Stored records
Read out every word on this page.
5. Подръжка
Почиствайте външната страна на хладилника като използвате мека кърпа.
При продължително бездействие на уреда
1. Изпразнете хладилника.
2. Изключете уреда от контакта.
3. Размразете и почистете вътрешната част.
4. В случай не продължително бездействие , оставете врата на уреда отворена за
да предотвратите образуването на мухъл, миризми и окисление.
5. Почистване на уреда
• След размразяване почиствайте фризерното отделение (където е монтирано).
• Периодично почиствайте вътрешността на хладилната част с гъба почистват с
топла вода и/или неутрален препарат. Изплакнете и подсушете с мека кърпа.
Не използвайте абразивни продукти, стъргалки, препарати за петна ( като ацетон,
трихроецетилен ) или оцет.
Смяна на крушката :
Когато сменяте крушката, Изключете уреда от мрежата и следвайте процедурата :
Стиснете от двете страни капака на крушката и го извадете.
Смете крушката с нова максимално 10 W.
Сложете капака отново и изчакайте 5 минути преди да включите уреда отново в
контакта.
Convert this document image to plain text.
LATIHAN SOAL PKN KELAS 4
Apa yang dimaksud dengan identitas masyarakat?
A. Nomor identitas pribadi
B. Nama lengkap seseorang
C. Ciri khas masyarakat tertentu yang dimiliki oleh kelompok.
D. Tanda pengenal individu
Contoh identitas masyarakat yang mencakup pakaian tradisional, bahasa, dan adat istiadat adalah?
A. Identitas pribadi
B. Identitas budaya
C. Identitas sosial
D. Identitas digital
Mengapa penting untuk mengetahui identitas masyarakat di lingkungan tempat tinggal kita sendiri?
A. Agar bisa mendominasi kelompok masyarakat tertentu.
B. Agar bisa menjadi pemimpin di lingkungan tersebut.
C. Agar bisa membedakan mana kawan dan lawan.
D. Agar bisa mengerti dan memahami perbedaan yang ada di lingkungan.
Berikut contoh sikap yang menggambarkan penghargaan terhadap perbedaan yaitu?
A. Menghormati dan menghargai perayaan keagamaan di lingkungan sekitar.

■ **Direction**: Copy every line that contains the string "yang".

■ **Solution to the problem**:
Apa yang dimaksud dengan identitas masyarakat?
C. Ciri khas masyarakat tertentu yang dimiliki oleh kelompok.
Contoh identitas masyarakat yang mencakup pakaian tradisional, bahasa, dan adat istiadat adalah?
D. Agar bisa mengerti dan memahami perbedaan yang ada di lingkungan.
Berikut contoh sikap yang menggambarkan penghargaan terhadap perbedaan yaitu?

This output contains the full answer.